Chapter 13 Markdown and Reproducible research
Reproducible research is becoming a vast field. This chapter is to provide a flavor of what’s possible in creating a “live” document for data analysis.
There are many sources online, here is one from a 6-hour workshop from the “Monash Bioinformatics Platform”: Reproducible Research in R39 (2019-07-25).
What is Reproducible Research?40
Research is considered to be reproducible when the exact results can be reproduced if given access to the original data, software, or code. Reproducible research is sometimes known as reproducibility, reproducible statistical analysis, reproducible data analysis, reproducible reporting, and literate programming.
Literate programming is simply telling a “story” with the embedded code which is “rendered” in the final output.
Reproducible research usually refers more to the analysis of the data, while research that is replicable is the idea that research results can be reproduced by independent researchers using different methods.
Name | Course Web site |
---|---|
R for Reproducible Research |
https://annakrystalli.me/rrresearch/index.html |
13.1 Markdown
What is markdown? Markdown is a lightweight markup language with plain-text-formatting syntax, created in 2004 by John Gruber with Aaron Swartz.41 (Note the play on words between markdown and markup!)
The philosophy or markdown is described by John Gruber on his web site: “DARING FIREBALL”42.
At its origin, John Gruber created markdown to easily create HTML pages with an easy syntax. The markdown document is a plain text file that in the end is used as a source to create an HTML page.
This very document is being written with the help of markdown!
A web page is written un HTML or “Hyper Text Markup Language” and its syntax requires a lot of characters to specify a format. The name “markdown” is a play on word and its syntax is very easy. Here is an example to make a word bold:
- HTML:
<b>word</b>
- Markdown:
**word**
Another more remarkable example would be the “heading” as it is used on the web but also in MSWord as a section title:
- HTML:
<h1>heading1</h1>
-> requires 9 characters on both sides ofheading1
- Markdown:
# heading1
-> requires a single character!
The result is that text files that are formatted in markdown can be read “as is” very easily, while a page of HTML code would be much harder for a human to read “as is”. In fact that was a key design goal: readability.
13.1.1 Markdown syntax
The basic syntax is illustrated on this page: www.markdownguide.org/basic-syntax/43
The basic markdown syntax can be summarized in a short table from https://www.markdownguide.org/cheat-sheet/44.

[Collected data]
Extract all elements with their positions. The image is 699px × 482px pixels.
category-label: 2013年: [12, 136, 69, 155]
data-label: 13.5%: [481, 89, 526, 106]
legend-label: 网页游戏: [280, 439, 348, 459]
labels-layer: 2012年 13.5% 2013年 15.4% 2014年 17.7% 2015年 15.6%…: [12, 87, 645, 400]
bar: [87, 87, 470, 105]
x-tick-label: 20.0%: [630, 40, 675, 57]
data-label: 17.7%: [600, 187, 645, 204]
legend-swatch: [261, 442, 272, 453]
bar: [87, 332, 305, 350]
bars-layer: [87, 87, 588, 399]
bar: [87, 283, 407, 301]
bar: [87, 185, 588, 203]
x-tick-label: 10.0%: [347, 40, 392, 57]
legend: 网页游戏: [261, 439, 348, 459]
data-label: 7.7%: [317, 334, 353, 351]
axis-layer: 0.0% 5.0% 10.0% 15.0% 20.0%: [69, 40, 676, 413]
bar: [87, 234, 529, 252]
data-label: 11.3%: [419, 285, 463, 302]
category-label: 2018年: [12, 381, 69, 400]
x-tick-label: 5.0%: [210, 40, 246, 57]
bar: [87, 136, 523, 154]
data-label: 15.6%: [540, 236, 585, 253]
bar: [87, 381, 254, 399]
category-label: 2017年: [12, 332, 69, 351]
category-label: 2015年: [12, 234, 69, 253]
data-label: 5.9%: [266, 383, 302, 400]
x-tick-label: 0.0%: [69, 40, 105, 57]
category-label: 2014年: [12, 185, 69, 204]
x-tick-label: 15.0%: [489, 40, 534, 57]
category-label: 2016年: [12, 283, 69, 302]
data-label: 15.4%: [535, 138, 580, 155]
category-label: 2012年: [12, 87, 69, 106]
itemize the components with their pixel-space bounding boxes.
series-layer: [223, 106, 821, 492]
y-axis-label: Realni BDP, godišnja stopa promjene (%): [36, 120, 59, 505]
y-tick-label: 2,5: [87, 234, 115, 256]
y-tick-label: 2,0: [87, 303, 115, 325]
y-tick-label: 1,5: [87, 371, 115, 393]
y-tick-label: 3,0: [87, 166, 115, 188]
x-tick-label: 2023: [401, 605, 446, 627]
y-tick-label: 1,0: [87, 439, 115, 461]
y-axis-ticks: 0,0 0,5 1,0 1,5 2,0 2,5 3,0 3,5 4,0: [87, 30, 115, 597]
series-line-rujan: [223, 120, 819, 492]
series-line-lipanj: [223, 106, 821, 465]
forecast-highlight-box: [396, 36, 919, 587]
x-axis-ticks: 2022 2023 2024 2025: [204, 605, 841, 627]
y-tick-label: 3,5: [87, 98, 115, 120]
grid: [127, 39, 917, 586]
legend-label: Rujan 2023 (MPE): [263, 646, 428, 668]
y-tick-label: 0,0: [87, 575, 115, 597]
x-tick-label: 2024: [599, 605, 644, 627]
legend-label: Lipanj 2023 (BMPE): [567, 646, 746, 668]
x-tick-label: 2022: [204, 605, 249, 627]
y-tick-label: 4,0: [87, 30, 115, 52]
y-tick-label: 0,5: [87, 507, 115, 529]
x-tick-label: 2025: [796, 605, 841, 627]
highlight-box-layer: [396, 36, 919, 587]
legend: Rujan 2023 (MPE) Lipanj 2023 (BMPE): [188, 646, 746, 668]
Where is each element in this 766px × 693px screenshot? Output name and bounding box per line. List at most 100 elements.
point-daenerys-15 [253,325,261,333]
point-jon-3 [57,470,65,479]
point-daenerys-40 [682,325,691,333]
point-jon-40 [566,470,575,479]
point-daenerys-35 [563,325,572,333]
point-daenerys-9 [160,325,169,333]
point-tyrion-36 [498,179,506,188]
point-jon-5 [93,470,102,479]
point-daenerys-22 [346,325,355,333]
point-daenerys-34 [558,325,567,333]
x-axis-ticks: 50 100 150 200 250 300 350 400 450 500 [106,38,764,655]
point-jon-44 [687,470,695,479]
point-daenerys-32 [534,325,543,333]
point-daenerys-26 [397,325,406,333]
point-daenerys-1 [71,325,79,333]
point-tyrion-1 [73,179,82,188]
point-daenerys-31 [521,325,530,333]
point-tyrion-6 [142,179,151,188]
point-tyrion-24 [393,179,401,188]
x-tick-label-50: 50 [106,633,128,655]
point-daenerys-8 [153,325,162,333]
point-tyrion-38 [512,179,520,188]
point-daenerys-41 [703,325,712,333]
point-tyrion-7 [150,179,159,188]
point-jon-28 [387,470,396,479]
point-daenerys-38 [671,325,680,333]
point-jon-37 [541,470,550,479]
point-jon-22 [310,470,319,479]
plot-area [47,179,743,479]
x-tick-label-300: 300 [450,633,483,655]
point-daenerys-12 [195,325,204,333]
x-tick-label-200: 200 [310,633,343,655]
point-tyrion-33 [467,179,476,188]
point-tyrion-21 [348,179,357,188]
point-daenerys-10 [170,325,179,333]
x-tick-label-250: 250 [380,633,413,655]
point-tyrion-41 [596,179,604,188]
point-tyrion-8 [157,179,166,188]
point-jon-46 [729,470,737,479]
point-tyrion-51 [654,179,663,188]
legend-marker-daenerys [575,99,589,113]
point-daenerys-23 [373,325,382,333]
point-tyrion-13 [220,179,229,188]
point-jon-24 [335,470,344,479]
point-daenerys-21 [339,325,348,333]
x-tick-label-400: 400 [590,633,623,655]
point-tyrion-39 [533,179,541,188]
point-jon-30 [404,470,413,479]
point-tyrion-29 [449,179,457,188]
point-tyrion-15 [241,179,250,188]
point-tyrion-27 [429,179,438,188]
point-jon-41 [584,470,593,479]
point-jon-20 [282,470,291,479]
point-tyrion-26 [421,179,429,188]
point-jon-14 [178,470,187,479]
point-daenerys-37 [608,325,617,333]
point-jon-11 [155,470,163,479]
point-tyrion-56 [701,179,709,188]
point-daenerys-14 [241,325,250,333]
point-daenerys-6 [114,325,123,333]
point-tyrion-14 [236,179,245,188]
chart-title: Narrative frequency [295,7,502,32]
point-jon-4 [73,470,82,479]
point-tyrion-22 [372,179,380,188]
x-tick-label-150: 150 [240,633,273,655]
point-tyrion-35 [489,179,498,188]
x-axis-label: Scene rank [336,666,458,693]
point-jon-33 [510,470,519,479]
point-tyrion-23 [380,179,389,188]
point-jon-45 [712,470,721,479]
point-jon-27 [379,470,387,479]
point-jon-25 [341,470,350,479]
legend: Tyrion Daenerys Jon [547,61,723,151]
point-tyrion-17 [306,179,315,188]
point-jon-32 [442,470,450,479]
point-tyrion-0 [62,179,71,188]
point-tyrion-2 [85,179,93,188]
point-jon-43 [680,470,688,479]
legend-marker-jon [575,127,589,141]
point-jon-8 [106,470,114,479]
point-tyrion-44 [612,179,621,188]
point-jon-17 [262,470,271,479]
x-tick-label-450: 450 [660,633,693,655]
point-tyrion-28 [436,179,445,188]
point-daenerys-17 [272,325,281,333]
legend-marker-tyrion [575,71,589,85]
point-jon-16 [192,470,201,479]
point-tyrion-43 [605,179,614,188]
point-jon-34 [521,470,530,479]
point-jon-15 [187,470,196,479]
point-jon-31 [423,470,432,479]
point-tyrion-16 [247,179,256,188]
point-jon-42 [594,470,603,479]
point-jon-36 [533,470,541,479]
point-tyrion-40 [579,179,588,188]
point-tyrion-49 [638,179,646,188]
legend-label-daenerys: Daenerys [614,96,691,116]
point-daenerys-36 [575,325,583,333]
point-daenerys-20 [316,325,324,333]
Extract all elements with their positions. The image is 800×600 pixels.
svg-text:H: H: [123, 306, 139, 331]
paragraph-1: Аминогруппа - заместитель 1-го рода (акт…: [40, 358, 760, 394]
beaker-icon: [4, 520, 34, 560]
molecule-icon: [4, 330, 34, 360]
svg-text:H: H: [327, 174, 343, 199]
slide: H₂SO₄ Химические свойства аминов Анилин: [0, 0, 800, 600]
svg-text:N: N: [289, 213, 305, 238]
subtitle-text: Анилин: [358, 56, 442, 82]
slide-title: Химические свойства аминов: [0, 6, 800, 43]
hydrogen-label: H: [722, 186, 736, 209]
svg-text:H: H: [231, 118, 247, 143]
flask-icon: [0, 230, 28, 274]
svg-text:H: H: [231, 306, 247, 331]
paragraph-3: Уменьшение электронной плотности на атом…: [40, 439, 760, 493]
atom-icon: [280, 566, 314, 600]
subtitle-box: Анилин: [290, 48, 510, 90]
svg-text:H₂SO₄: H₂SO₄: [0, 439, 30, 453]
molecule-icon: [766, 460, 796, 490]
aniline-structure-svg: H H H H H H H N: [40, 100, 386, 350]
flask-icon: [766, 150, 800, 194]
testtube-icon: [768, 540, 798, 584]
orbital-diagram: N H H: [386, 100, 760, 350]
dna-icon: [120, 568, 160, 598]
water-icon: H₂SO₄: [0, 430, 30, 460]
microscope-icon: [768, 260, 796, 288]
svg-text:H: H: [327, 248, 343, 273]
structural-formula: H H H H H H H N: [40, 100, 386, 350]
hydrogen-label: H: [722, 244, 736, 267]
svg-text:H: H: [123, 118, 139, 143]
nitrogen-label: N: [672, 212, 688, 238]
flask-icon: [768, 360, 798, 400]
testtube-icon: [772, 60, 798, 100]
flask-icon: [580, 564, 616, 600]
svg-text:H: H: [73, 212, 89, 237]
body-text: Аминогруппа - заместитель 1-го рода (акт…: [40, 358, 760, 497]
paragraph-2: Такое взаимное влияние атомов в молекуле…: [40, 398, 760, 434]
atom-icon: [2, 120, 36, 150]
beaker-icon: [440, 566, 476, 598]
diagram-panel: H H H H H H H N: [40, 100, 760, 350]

● The task
Please continue the Markdown and reproducible research chapter from its final sentence onward.

● Result
Element | Markdown Syntax |
---|---|
Heading | # H1 ## H2 ### H3 |
Bold | **bold text** |
Italic | *italicized text* |
Blockquote | > blockquote |
Ordered List | 1. First item 2. Second item 3. Third item |
Unordered List | - First item - Second item - Third item |
Code | code |
Horizontal Rule | - - - |
Link | [title](https://www.example.com) |
Image | ![alt text](image.jpg) |
Extended syntax can be useful for making tables (such as the table describing basic markdown) or footnotes and listed further down on the same guide page.
Basic and most extended markdown syntax are included in RStudio.
Interactive tutorial
One easy way to learn how to use markdown is to go through the very easy interactive exercises dynamically rendered in the free interactive tutorial at www.markdowntutorial.com/ available in English, Spanish, French, Korean, and Japanese.
In turn RStudio created a method to add code within a markdown file which is then called an “R markdown” file.
Regular markdown can easily be learned from the above links, the next section will provide details on R markdown
.
13.2 R markdown magic
Before experiencing the Magic of R markdown it is necessary to have an even rudimentary understanding of “plain” markdown - see previous section 13.1.1.
Markdown allows a document to be formatted easily but Rmarkdown provides the means to create a dynamic document that makes it easy to maintain both the narrative (text, story, information) and the analysis in the form of computer code that is woven within the file and can automatically embed data, tables and even plots and graphs automatically. Since this is all automated, if the original data is changed, converting the Rmarkdown document once more to a final output format (HTML,PDF, MSWord) will recompute and update everything, literally with one click!
This is a valuable tool in the context of Reproducible research as a paper could be completely self-contained within an Rmarkdown document: the story, the analysis code, and the figures (automatically generated by the analysis code.)
The free online book R Markdown: The Definitive Guide45 by Yihui Xie, J. J. Allaire, Garrett Grolemund (2020-04-26) should prove a very valuable reference.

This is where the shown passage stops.